Data for this task:
-------------------------

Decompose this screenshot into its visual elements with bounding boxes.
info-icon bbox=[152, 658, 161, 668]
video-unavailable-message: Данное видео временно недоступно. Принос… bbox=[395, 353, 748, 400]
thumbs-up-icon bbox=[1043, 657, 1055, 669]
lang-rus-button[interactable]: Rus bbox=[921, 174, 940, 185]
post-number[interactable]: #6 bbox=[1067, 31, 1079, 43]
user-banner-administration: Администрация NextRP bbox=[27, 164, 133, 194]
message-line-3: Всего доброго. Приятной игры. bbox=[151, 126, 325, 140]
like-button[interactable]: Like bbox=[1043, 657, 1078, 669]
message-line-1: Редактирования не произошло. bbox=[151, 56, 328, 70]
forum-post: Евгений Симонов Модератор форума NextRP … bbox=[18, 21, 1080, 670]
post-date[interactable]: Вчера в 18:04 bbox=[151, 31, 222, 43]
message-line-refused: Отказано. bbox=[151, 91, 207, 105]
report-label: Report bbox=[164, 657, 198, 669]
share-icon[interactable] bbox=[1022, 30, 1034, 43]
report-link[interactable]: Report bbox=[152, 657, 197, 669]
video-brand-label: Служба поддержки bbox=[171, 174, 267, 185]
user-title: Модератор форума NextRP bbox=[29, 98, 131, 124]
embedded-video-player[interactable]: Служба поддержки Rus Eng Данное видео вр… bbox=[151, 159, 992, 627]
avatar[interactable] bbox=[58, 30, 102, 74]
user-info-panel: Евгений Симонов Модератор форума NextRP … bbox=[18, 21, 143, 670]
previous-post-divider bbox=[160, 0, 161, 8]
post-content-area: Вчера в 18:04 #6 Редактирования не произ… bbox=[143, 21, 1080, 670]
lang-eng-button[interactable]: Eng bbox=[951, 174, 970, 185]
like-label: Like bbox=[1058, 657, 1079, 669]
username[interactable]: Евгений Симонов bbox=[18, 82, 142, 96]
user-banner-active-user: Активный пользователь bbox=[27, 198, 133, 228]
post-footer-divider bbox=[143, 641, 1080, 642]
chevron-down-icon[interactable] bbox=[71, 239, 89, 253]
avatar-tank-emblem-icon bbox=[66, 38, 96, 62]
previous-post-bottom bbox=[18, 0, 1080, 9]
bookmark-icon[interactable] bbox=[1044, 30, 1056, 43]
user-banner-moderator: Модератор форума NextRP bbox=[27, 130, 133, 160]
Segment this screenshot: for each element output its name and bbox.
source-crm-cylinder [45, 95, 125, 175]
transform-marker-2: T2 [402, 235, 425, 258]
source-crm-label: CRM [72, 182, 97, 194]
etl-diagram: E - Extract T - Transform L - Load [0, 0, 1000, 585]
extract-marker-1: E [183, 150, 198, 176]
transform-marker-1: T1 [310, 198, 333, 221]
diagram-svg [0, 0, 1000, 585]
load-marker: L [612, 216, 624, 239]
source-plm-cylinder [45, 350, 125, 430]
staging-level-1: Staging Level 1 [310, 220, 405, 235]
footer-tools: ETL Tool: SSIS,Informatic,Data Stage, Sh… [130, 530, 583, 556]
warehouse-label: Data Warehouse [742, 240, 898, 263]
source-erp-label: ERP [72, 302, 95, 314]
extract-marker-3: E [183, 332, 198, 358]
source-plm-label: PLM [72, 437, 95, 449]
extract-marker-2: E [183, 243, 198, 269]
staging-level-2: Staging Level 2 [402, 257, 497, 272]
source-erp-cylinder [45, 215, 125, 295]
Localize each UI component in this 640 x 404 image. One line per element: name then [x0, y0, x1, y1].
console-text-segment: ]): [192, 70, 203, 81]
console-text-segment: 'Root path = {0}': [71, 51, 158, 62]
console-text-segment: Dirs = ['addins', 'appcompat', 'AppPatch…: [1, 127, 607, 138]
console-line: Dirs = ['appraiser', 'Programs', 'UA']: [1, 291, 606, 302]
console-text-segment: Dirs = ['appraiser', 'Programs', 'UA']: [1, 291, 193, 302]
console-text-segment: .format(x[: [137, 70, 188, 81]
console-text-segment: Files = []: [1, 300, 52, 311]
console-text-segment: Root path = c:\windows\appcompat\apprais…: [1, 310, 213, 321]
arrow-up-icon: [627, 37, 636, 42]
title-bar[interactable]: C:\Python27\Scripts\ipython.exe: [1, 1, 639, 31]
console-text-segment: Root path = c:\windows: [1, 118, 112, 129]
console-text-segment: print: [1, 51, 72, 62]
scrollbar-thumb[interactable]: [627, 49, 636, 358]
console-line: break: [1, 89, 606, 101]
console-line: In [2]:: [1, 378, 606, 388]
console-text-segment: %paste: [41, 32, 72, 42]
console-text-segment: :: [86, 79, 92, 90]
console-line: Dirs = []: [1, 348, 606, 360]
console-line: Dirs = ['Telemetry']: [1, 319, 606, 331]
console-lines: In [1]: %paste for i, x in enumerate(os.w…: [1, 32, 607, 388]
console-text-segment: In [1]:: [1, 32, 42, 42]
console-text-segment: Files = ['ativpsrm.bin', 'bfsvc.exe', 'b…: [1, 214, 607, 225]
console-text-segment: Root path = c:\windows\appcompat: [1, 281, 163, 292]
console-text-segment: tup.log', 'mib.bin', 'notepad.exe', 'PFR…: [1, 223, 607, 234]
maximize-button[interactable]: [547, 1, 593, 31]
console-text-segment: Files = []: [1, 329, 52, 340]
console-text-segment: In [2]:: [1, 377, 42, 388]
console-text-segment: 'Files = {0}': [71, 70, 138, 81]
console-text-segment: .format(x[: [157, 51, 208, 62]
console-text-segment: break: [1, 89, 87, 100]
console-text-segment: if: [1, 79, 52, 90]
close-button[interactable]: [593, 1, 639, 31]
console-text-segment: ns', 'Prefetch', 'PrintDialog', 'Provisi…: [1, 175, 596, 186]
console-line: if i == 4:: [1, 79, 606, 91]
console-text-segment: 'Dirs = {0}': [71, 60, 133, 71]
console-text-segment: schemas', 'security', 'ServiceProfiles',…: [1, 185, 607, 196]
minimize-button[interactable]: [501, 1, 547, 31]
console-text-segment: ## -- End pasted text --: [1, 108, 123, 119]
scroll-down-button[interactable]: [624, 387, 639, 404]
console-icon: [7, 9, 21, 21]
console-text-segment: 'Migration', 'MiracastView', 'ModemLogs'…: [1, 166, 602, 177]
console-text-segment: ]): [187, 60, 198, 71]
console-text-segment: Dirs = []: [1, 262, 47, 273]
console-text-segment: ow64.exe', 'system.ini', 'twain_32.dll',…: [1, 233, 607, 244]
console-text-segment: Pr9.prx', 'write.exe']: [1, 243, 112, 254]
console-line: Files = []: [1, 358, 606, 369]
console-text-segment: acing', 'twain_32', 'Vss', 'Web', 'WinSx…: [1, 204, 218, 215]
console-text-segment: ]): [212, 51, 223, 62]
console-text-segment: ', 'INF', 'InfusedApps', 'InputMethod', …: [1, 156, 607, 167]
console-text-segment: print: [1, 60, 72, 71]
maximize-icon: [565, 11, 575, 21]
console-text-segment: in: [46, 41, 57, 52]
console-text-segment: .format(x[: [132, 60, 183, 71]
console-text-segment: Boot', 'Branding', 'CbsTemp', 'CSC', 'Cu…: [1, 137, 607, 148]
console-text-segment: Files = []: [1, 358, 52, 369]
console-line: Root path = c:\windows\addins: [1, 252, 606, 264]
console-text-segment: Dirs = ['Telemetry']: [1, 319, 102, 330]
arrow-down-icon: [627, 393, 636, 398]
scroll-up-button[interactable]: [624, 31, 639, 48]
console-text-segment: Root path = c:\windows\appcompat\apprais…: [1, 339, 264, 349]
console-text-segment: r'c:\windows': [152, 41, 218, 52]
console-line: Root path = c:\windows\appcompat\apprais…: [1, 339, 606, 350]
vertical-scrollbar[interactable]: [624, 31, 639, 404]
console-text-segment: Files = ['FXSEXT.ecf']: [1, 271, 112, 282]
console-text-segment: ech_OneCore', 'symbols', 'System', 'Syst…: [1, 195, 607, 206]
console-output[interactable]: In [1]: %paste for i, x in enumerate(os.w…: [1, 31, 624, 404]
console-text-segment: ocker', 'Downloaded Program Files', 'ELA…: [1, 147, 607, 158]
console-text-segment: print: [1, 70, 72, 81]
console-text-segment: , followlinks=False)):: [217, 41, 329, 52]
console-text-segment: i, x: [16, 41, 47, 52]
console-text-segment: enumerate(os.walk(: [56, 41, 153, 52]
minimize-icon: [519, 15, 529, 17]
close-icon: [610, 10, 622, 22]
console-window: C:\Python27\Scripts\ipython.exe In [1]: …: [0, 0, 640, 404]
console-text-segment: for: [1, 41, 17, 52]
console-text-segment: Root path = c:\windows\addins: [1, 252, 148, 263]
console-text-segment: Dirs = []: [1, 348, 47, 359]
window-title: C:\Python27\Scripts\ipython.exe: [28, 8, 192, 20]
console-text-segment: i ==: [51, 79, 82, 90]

-------------------------

Problem to solve: Copy the material word for word, starting at its first line and ending at the line that contains "thumbs-up-icon bbox=[1043, 657, 1055, 669]".

Complete answer:
Decompose this screenshot into its visual elements with bounding boxes.
info-icon bbox=[152, 658, 161, 668]
video-unavailable-message: Данное видео временно недоступно. Принос… bbox=[395, 353, 748, 400]
thumbs-up-icon bbox=[1043, 657, 1055, 669]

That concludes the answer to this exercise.